**WORKING DATA:**
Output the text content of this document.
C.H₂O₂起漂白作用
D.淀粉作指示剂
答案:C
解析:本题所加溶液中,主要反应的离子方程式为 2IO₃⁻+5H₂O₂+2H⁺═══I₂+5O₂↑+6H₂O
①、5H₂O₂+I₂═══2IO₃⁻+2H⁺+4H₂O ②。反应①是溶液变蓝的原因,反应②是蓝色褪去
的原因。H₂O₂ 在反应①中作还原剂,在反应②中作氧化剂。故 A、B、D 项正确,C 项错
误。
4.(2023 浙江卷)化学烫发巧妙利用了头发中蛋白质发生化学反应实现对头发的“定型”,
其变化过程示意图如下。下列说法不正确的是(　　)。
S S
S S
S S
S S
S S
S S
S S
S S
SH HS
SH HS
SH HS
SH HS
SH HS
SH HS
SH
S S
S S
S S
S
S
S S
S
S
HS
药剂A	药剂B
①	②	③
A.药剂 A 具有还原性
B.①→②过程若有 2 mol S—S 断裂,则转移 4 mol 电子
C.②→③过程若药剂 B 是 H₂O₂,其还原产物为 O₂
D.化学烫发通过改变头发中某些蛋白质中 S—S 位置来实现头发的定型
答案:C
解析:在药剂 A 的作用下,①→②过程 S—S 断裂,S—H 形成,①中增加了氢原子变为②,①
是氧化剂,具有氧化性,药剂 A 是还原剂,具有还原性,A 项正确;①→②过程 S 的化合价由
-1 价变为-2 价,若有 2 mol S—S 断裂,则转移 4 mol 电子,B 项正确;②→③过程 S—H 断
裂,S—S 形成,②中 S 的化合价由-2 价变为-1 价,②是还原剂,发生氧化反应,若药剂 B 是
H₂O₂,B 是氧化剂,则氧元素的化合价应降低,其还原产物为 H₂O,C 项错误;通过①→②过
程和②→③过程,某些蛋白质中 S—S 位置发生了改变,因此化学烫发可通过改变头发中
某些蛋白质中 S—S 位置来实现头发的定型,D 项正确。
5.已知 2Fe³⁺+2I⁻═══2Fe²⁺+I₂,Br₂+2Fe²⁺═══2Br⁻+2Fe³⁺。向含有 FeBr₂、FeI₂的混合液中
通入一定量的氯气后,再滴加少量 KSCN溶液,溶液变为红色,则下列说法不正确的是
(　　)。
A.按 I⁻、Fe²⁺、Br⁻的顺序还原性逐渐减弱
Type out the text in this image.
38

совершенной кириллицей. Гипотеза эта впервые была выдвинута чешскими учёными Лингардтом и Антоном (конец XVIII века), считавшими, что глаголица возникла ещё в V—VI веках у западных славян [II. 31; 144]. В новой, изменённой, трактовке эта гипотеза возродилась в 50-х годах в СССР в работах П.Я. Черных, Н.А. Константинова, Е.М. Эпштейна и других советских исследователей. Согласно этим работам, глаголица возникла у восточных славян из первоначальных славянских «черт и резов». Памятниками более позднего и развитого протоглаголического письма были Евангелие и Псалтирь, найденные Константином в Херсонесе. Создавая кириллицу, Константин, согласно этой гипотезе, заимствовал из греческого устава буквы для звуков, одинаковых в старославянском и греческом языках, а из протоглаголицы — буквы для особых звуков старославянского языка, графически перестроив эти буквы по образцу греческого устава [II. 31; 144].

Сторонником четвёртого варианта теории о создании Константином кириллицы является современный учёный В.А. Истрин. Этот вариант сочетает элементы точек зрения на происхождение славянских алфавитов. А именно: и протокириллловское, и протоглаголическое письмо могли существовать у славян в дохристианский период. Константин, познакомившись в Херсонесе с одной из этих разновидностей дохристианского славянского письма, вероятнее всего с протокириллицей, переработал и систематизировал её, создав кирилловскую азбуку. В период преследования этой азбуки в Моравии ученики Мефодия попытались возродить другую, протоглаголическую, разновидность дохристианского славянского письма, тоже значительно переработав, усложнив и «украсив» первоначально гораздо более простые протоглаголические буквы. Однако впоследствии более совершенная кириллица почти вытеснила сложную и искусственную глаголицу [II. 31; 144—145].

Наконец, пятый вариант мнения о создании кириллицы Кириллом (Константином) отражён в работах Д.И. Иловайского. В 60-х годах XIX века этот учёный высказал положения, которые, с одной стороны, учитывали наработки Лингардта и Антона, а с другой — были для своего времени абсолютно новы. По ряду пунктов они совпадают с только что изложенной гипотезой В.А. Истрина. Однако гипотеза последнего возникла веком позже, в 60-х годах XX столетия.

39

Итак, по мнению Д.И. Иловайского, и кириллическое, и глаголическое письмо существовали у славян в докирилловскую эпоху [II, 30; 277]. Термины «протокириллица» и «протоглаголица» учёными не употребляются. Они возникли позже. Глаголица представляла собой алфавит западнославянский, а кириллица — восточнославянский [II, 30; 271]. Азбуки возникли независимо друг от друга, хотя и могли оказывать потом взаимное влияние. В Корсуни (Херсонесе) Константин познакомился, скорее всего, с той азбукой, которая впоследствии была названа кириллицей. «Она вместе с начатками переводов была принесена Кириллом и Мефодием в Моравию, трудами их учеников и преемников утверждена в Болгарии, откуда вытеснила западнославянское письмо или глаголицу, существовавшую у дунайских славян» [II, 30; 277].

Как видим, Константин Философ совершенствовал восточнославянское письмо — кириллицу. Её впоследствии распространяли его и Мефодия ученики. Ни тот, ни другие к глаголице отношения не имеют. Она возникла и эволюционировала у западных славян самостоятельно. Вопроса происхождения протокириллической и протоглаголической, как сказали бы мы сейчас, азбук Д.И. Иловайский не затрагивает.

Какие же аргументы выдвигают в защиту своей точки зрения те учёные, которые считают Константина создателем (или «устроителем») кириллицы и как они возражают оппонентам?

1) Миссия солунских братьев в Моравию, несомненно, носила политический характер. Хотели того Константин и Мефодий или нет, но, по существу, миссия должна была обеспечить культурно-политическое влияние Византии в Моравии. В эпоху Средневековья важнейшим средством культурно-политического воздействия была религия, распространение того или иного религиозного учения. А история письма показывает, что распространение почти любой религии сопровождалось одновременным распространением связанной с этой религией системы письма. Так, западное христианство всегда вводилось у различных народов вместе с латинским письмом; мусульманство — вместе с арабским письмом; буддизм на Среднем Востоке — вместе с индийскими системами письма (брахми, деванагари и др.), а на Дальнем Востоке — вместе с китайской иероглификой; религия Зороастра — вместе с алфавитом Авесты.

**EXERCISE DIRECTIONS:** Look through the entries and find each line that has the string "位置来实现头发的定型". Copy those lines.

**EXPECTED ANSWER:**
D.化学烫发通过改变头发中某些蛋白质中 S—S 位置来实现头发的定型
某些蛋白质中 S—S 位置来实现头发的定型,D 项正确。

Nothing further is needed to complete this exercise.